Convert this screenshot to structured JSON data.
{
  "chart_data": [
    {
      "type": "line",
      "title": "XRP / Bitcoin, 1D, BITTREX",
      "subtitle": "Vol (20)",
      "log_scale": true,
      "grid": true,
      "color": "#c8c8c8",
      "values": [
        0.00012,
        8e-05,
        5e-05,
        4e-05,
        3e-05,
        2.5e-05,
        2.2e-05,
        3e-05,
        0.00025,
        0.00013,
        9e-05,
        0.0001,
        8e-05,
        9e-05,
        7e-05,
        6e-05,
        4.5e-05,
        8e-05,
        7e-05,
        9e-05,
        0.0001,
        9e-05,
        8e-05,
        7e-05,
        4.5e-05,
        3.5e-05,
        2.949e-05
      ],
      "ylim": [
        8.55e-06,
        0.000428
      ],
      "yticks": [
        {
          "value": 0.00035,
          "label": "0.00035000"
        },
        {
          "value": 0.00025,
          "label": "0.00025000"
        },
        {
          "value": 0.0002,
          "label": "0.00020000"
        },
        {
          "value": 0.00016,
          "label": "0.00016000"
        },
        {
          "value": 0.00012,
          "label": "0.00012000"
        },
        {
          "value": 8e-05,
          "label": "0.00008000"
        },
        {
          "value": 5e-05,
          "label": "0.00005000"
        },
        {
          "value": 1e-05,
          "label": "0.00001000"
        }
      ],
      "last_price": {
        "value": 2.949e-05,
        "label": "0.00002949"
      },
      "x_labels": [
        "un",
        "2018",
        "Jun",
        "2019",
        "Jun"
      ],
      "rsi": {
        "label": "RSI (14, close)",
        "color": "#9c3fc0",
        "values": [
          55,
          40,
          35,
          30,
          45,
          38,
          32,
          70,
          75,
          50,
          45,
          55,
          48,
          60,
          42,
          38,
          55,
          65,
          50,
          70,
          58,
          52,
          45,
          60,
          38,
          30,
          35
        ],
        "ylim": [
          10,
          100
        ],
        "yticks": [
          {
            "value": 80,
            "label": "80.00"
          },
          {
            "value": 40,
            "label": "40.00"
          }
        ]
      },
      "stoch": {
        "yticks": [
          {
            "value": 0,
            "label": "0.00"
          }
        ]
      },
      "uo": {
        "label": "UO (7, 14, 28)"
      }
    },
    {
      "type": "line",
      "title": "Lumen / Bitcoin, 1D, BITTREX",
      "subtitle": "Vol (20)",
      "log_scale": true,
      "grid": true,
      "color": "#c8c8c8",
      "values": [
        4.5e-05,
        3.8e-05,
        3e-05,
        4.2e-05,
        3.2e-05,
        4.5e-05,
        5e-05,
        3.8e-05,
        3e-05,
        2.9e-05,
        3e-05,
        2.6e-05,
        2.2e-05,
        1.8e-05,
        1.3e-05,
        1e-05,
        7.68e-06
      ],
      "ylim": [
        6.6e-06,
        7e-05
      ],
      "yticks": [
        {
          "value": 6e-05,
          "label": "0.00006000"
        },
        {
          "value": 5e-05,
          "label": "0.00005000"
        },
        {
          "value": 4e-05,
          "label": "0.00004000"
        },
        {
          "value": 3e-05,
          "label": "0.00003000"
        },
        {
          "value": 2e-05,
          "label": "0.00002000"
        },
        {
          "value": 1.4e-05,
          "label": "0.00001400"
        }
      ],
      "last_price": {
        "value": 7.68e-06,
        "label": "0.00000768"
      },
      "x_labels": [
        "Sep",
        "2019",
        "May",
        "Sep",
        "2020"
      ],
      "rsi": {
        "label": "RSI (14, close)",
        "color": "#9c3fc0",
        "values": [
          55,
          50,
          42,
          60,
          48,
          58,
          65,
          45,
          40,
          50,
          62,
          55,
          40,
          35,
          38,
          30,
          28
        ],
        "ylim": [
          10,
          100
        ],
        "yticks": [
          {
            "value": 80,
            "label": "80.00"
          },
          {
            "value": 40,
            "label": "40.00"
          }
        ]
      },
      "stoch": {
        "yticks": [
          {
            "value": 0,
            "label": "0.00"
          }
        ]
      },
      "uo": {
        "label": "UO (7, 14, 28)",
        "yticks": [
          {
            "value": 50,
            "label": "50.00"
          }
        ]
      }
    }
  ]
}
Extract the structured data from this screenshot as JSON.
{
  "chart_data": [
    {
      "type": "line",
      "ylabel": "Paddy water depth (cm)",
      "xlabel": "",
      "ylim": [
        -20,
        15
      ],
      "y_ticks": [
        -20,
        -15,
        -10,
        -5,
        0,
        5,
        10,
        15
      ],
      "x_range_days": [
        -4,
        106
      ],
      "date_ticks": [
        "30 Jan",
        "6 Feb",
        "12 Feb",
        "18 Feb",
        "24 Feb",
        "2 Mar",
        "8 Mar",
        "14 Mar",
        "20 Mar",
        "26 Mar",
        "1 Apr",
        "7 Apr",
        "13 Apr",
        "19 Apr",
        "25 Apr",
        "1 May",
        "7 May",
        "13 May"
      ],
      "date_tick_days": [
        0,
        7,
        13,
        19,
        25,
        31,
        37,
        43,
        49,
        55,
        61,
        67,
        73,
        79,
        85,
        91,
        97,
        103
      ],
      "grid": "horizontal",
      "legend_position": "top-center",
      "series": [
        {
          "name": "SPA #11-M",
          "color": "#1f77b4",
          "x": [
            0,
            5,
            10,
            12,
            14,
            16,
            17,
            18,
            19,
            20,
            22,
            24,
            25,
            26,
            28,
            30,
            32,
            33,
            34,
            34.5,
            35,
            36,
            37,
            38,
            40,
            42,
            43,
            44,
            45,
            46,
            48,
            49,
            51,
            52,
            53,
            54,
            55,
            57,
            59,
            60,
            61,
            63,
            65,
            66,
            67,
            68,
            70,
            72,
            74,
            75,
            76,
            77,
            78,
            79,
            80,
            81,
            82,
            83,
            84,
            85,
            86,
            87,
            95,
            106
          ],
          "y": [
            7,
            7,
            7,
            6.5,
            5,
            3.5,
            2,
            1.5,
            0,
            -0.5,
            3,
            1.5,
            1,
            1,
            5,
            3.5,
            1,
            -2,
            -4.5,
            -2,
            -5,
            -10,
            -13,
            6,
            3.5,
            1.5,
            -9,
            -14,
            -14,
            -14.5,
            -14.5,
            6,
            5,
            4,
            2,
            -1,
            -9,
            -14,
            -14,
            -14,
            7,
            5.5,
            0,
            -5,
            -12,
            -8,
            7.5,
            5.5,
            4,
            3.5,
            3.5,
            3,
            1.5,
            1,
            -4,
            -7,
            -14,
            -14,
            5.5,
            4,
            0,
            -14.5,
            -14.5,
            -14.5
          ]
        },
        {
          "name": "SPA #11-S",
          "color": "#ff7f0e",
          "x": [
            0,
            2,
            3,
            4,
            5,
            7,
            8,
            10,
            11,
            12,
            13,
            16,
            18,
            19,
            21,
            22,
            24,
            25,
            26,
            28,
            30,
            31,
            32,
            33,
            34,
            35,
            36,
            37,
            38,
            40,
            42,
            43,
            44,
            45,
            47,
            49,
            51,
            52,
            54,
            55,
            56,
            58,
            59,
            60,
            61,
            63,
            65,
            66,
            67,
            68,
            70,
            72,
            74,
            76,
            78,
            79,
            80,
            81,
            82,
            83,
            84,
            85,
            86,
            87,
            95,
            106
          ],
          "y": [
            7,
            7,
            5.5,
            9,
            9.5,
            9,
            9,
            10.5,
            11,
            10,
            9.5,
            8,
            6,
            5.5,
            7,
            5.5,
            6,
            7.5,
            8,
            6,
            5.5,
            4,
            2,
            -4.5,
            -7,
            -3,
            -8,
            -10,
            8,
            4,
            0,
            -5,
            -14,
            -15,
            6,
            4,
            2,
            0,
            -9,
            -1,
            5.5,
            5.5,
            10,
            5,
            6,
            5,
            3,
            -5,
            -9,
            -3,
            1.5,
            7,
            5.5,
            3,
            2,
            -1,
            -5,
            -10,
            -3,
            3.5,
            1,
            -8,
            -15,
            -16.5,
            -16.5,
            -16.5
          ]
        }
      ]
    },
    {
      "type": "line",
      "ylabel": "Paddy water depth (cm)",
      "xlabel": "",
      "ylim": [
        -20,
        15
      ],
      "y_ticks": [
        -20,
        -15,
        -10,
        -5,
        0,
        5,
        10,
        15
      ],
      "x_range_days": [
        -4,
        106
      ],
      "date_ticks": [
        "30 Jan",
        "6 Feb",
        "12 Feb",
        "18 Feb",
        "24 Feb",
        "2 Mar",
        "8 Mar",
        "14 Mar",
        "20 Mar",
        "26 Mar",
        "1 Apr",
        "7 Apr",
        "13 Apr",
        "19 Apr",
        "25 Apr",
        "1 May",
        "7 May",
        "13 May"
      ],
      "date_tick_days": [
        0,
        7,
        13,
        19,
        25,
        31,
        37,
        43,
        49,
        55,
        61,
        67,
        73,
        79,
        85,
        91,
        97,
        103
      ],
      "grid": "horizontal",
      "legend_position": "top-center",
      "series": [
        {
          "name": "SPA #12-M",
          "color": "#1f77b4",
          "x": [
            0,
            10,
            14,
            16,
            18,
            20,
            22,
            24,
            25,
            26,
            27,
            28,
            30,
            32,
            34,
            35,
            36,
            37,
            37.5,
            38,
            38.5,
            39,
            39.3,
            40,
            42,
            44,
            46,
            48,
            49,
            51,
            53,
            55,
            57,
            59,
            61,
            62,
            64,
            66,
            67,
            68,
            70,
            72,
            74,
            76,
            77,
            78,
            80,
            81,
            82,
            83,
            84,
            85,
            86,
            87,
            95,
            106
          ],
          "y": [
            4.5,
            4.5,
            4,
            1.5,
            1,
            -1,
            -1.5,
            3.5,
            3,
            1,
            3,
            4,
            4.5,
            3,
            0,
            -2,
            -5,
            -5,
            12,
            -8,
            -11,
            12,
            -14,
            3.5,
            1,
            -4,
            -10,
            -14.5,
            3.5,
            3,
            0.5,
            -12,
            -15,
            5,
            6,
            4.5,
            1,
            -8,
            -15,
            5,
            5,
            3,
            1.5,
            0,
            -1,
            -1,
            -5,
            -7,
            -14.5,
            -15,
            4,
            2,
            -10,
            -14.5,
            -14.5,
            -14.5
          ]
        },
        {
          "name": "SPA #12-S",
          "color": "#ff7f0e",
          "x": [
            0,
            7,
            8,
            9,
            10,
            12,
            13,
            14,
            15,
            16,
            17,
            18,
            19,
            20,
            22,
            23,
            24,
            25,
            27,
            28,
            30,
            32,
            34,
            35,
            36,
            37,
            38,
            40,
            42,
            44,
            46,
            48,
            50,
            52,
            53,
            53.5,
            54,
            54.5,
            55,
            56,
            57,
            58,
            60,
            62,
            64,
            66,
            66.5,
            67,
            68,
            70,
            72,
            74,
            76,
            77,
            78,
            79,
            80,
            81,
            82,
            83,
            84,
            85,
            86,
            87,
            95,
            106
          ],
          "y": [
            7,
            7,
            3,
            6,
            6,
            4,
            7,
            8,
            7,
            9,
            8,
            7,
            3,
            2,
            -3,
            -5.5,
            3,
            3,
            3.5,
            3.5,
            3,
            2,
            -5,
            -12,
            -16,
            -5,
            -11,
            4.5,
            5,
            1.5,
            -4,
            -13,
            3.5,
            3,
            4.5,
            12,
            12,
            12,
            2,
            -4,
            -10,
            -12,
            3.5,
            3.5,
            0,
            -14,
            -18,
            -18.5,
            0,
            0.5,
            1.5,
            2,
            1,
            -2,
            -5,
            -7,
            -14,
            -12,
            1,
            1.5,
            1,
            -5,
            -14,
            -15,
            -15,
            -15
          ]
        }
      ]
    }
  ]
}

WRITTEN TASK: Collect, from the material above, every line containing the word "this".

FULL OUTPUT:
Convert this screenshot to structured JSON data.
Extract the structured data from this screenshot as JSON.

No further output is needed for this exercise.